### [Task prompt]
Output the data word for word, dropping every image.

### [Records provided]
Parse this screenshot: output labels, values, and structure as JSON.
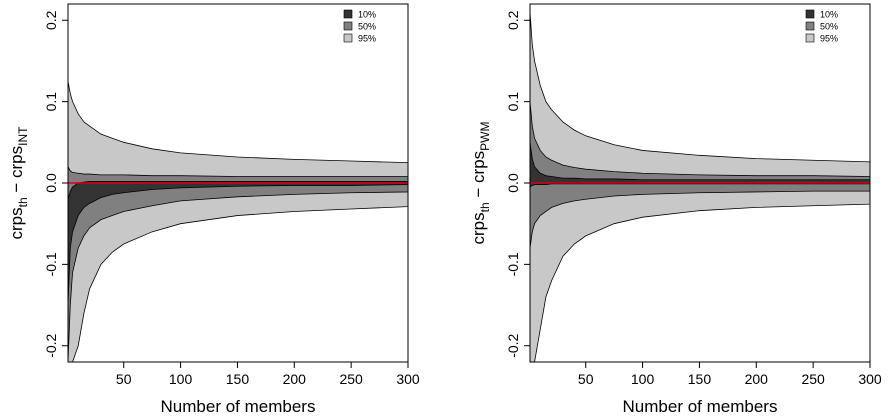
{
  "chart_data": [
    {
      "type": "band",
      "ylabel": [
        "crps",
        "th",
        " − crps",
        "INT"
      ],
      "xlabel": "Number of members",
      "x": [
        1,
        3,
        5,
        10,
        15,
        20,
        30,
        40,
        50,
        75,
        100,
        150,
        200,
        250,
        300
      ],
      "series": [
        {
          "name": "10%",
          "color": "#333333",
          "upper": [
            -0.02,
            -0.01,
            -0.005,
            0.0,
            0.001,
            0.002,
            0.002,
            0.002,
            0.002,
            0.002,
            0.002,
            0.002,
            0.002,
            0.002,
            0.002
          ],
          "lower": [
            -0.15,
            -0.08,
            -0.06,
            -0.04,
            -0.03,
            -0.025,
            -0.018,
            -0.014,
            -0.012,
            -0.008,
            -0.006,
            -0.004,
            -0.003,
            -0.003,
            -0.002
          ]
        },
        {
          "name": "50%",
          "color": "#808080",
          "upper": [
            0.02,
            0.015,
            0.013,
            0.012,
            0.011,
            0.011,
            0.01,
            0.01,
            0.01,
            0.009,
            0.009,
            0.008,
            0.008,
            0.008,
            0.008
          ],
          "lower": [
            -0.22,
            -0.15,
            -0.11,
            -0.08,
            -0.065,
            -0.055,
            -0.045,
            -0.04,
            -0.035,
            -0.028,
            -0.022,
            -0.017,
            -0.014,
            -0.012,
            -0.011
          ]
        },
        {
          "name": "95%",
          "color": "#c8c8c8",
          "upper": [
            0.125,
            0.11,
            0.1,
            0.085,
            0.075,
            0.07,
            0.06,
            0.055,
            0.05,
            0.042,
            0.037,
            0.032,
            0.029,
            0.027,
            0.025
          ],
          "lower": [
            -0.22,
            -0.22,
            -0.22,
            -0.2,
            -0.16,
            -0.13,
            -0.1,
            -0.085,
            -0.075,
            -0.06,
            -0.05,
            -0.04,
            -0.035,
            -0.032,
            -0.029
          ]
        }
      ],
      "reference_line": {
        "value": 0,
        "color": "#e00000"
      },
      "xlim": [
        1,
        300
      ],
      "xticks": [
        50,
        100,
        150,
        200,
        250,
        300
      ],
      "ylim": [
        -0.22,
        0.22
      ],
      "yticks": [
        -0.2,
        -0.1,
        {
          "value": 0,
          "label": "0.0"
        },
        0.1,
        0.2
      ],
      "legend": "top-right"
    },
    {
      "type": "band",
      "ylabel": [
        "crps",
        "th",
        " − crps",
        "PWM"
      ],
      "xlabel": "Number of members",
      "x": [
        1,
        3,
        5,
        10,
        15,
        20,
        30,
        40,
        50,
        75,
        100,
        150,
        200,
        250,
        300
      ],
      "series": [
        {
          "name": "10%",
          "color": "#333333",
          "upper": [
            0.05,
            0.03,
            0.02,
            0.012,
            0.009,
            0.008,
            0.006,
            0.006,
            0.005,
            0.005,
            0.004,
            0.004,
            0.004,
            0.004,
            0.004
          ],
          "lower": [
            -0.005,
            -0.003,
            -0.002,
            -0.002,
            -0.002,
            -0.001,
            -0.001,
            -0.001,
            -0.001,
            -0.001,
            -0.001,
            -0.001,
            -0.001,
            -0.001,
            -0.001
          ]
        },
        {
          "name": "50%",
          "color": "#808080",
          "upper": [
            0.1,
            0.07,
            0.055,
            0.04,
            0.032,
            0.028,
            0.022,
            0.019,
            0.017,
            0.014,
            0.012,
            0.01,
            0.009,
            0.009,
            0.008
          ],
          "lower": [
            -0.08,
            -0.06,
            -0.05,
            -0.04,
            -0.035,
            -0.03,
            -0.025,
            -0.022,
            -0.02,
            -0.016,
            -0.014,
            -0.012,
            -0.011,
            -0.01,
            -0.01
          ]
        },
        {
          "name": "95%",
          "color": "#c8c8c8",
          "upper": [
            0.21,
            0.17,
            0.15,
            0.12,
            0.1,
            0.09,
            0.075,
            0.065,
            0.058,
            0.047,
            0.04,
            0.034,
            0.03,
            0.028,
            0.026
          ],
          "lower": [
            -0.22,
            -0.22,
            -0.22,
            -0.18,
            -0.14,
            -0.12,
            -0.09,
            -0.075,
            -0.065,
            -0.05,
            -0.042,
            -0.034,
            -0.03,
            -0.028,
            -0.026
          ]
        }
      ],
      "reference_line": {
        "value": 0,
        "color": "#e00000"
      },
      "xlim": [
        1,
        300
      ],
      "xticks": [
        50,
        100,
        150,
        200,
        250,
        300
      ],
      "ylim": [
        -0.22,
        0.22
      ],
      "yticks": [
        -0.2,
        -0.1,
        {
          "value": 0,
          "label": "0.0"
        },
        0.1,
        0.2
      ],
      "legend": "top-right"
    }
  ]
}
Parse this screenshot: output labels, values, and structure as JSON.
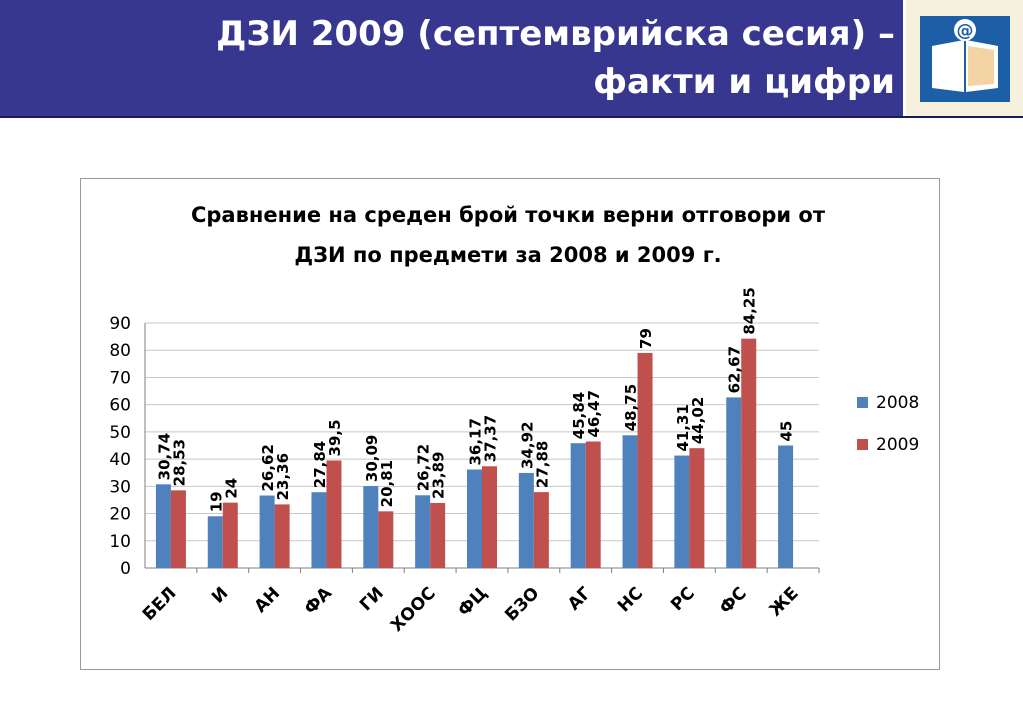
{
  "slide": {
    "title_line1": "ДЗИ 2009 (септемврийска сесия) –",
    "title_line2": "факти и цифри"
  },
  "logo": {
    "icon": "book-at-sign-icon",
    "glyph": "@"
  },
  "colors": {
    "header": "#37378f",
    "series_2008": "#4f81bd",
    "series_2009": "#c0504d",
    "grid": "#c8c8c8"
  },
  "chart_data": {
    "type": "bar",
    "title_line1": "Сравнение на среден брой точки верни отговори от",
    "title_line2": "ДЗИ по предмети за 2008 и 2009 г.",
    "categories": [
      "БЕЛ",
      "И",
      "АН",
      "ФА",
      "ГИ",
      "ХООС",
      "ФЦ",
      "БЗО",
      "АГ",
      "НС",
      "РС",
      "ФС",
      "ЖЕ"
    ],
    "series": [
      {
        "name": "2008",
        "values": [
          30.74,
          19,
          26.62,
          27.84,
          30.09,
          26.72,
          36.17,
          34.92,
          45.84,
          48.75,
          41.31,
          62.67,
          45
        ],
        "labels": [
          "30,74",
          "19",
          "26,62",
          "27,84",
          "30,09",
          "26,72",
          "36,17",
          "34,92",
          "45,84",
          "48,75",
          "41,31",
          "62,67",
          "45"
        ]
      },
      {
        "name": "2009",
        "values": [
          28.53,
          24,
          23.36,
          39.5,
          20.81,
          23.89,
          37.37,
          27.88,
          46.47,
          79,
          44.02,
          84.25,
          null
        ],
        "labels": [
          "28,53",
          "24",
          "23,36",
          "39,5",
          "20,81",
          "23,89",
          "37,37",
          "27,88",
          "46,47",
          "79",
          "44,02",
          "84,25",
          ""
        ]
      }
    ],
    "ylim": [
      0,
      90
    ],
    "yticks": [
      0,
      10,
      20,
      30,
      40,
      50,
      60,
      70,
      80,
      90
    ],
    "grid": true,
    "legend": "right"
  }
}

### [Complete response]
Parse this screenshot: output labels, values, and structure as JSON.
{
  "chart_data": [
    {
      "type": "band",
      "ylabel": [
        "crps",
        "th",
        " − crps",
        "INT"
      ],
      "xlabel": "Number of members",
      "x": [
        1,
        3,
        5,
        10,
        15,
        20,
        30,
        40,
        50,
        75,
        100,
        150,
        200,
        250,
        300
      ],
      "series": [
        {
          "name": "10%",
          "color": "#333333",
          "upper": [
            -0.02,
            -0.01,
            -0.005,
            0.0,
            0.001,
            0.002,
            0.002,
            0.002,
            0.002,
            0.002,
            0.002,
            0.002,
            0.002,
            0.002,
            0.002
          ],
          "lower": [
            -0.15,
            -0.08,
            -0.06,
            -0.04,
            -0.03,
            -0.025,
            -0.018,
            -0.014,
            -0.012,
            -0.008,
            -0.006,
            -0.004,
            -0.003,
            -0.003,
            -0.002
          ]
        },
        {
          "name": "50%",
          "color": "#808080",
          "upper": [
            0.02,
            0.015,
            0.013,
            0.012,
            0.011,
            0.011,
            0.01,
            0.01,
            0.01,
            0.009,
            0.009,
            0.008,
            0.008,
            0.008,
            0.008
          ],
          "lower": [
            -0.22,
            -0.15,
            -0.11,
            -0.08,
            -0.065,
            -0.055,
            -0.045,
            -0.04,
            -0.035,
            -0.028,
            -0.022,
            -0.017,
            -0.014,
            -0.012,
            -0.011
          ]
        },
        {
          "name": "95%",
          "color": "#c8c8c8",
          "upper": [
            0.125,
            0.11,
            0.1,
            0.085,
            0.075,
            0.07,
            0.06,
            0.055,
            0.05,
            0.042,
            0.037,
            0.032,
            0.029,
            0.027,
            0.025
          ],
          "lower": [
            -0.22,
            -0.22,
            -0.22,
            -0.2,
            -0.16,
            -0.13,
            -0.1,
            -0.085,
            -0.075,
            -0.06,
            -0.05,
            -0.04,
            -0.035,
            -0.032,
            -0.029
          ]
        }
      ],
      "reference_line": {
        "value": 0,
        "color": "#e00000"
      },
      "xlim": [
        1,
        300
      ],
      "xticks": [
        50,
        100,
        150,
        200,
        250,
        300
      ],
      "ylim": [
        -0.22,
        0.22
      ],
      "yticks": [
        -0.2,
        -0.1,
        {
          "value": 0,
          "label": "0.0"
        },
        0.1,
        0.2
      ],
      "legend": "top-right"
    },
    {
      "type": "band",
      "ylabel": [
        "crps",
        "th",
        " − crps",
        "PWM"
      ],
      "xlabel": "Number of members",
      "x": [
        1,
        3,
        5,
        10,
        15,
        20,
        30,
        40,
        50,
        75,
        100,
        150,
        200,
        250,
        300
      ],
      "series": [
        {
          "name": "10%",
          "color": "#333333",
          "upper": [
            0.05,
            0.03,
            0.02,
            0.012,
            0.009,
            0.008,
            0.006,
            0.006,
            0.005,
            0.005,
            0.004,
            0.004,
            0.004,
            0.004,
            0.004
          ],
          "lower": [
            -0.005,
            -0.003,
            -0.002,
            -0.002,
            -0.002,
            -0.001,
            -0.001,
            -0.001,
            -0.001,
            -0.001,
            -0.001,
            -0.001,
            -0.001,
            -0.001,
            -0.001
          ]
        },
        {
          "name": "50%",
          "color": "#808080",
          "upper": [
            0.1,
            0.07,
            0.055,
            0.04,
            0.032,
            0.028,
            0.022,
            0.019,
            0.017,
            0.014,
            0.012,
            0.01,
            0.009,
            0.009,
            0.008
          ],
          "lower": [
            -0.08,
            -0.06,
            -0.05,
            -0.04,
            -0.035,
            -0.03,
            -0.025,
            -0.022,
            -0.02,
            -0.016,
            -0.014,
            -0.012,
            -0.011,
            -0.01,
            -0.01
          ]
        },
        {
          "name": "95%",
          "color": "#c8c8c8",
          "upper": [
            0.21,
            0.17,
            0.15,
            0.12,
            0.1,
            0.09,
            0.075,
            0.065,
            0.058,
            0.047,
            0.04,
            0.034,
            0.03,
            0.028,
            0.026
          ],
          "lower": [
            -0.22,
            -0.22,
            -0.22,
            -0.18,
            -0.14,
            -0.12,
            -0.09,
            -0.075,
            -0.065,
            -0.05,
            -0.042,
            -0.034,
            -0.03,
            -0.028,
            -0.026
          ]
        }
      ],
      "reference_line": {
        "value": 0,
        "color": "#e00000"
      },
      "xlim": [
        1,
        300
      ],
      "xticks": [
        50,
        100,
        150,
        200,
        250,
        300
      ],
      "ylim": [
        -0.22,
        0.22
      ],
      "yticks": [
        -0.2,
        -0.1,
        {
          "value": 0,
          "label": "0.0"
        },
        0.1,
        0.2
      ],
      "legend": "top-right"
    }
  ]
}
Parse this screenshot: output labels, values, and structure as JSON.
{
  "slide": {
    "title_line1": "ДЗИ 2009 (септемврийска сесия) –",
    "title_line2": "факти и цифри"
  },
  "logo": {
    "icon": "book-at-sign-icon",
    "glyph": "@"
  },
  "colors": {
    "header": "#37378f",
    "series_2008": "#4f81bd",
    "series_2009": "#c0504d",
    "grid": "#c8c8c8"
  },
  "chart_data": {
    "type": "bar",
    "title_line1": "Сравнение на среден брой точки верни отговори от",
    "title_line2": "ДЗИ по предмети за 2008 и 2009 г.",
    "categories": [
      "БЕЛ",
      "И",
      "АН",
      "ФА",
      "ГИ",
      "ХООС",
      "ФЦ",
      "БЗО",
      "АГ",
      "НС",
      "РС",
      "ФС",
      "ЖЕ"
    ],
    "series": [
      {
        "name": "2008",
        "values": [
          30.74,
          19,
          26.62,
          27.84,
          30.09,
          26.72,
          36.17,
          34.92,
          45.84,
          48.75,
          41.31,
          62.67,
          45
        ],
        "labels": [
          "30,74",
          "19",
          "26,62",
          "27,84",
          "30,09",
          "26,72",
          "36,17",
          "34,92",
          "45,84",
          "48,75",
          "41,31",
          "62,67",
          "45"
        ]
      },
      {
        "name": "2009",
        "values": [
          28.53,
          24,
          23.36,
          39.5,
          20.81,
          23.89,
          37.37,
          27.88,
          46.47,
          79,
          44.02,
          84.25,
          null
        ],
        "labels": [
          "28,53",
          "24",
          "23,36",
          "39,5",
          "20,81",
          "23,89",
          "37,37",
          "27,88",
          "46,47",
          "79",
          "44,02",
          "84,25",
          ""
        ]
      }
    ],
    "ylim": [
      0,
      90
    ],
    "yticks": [
      0,
      10,
      20,
      30,
      40,
      50,
      60,
      70,
      80,
      90
    ],
    "grid": true,
    "legend": "right"
  }
}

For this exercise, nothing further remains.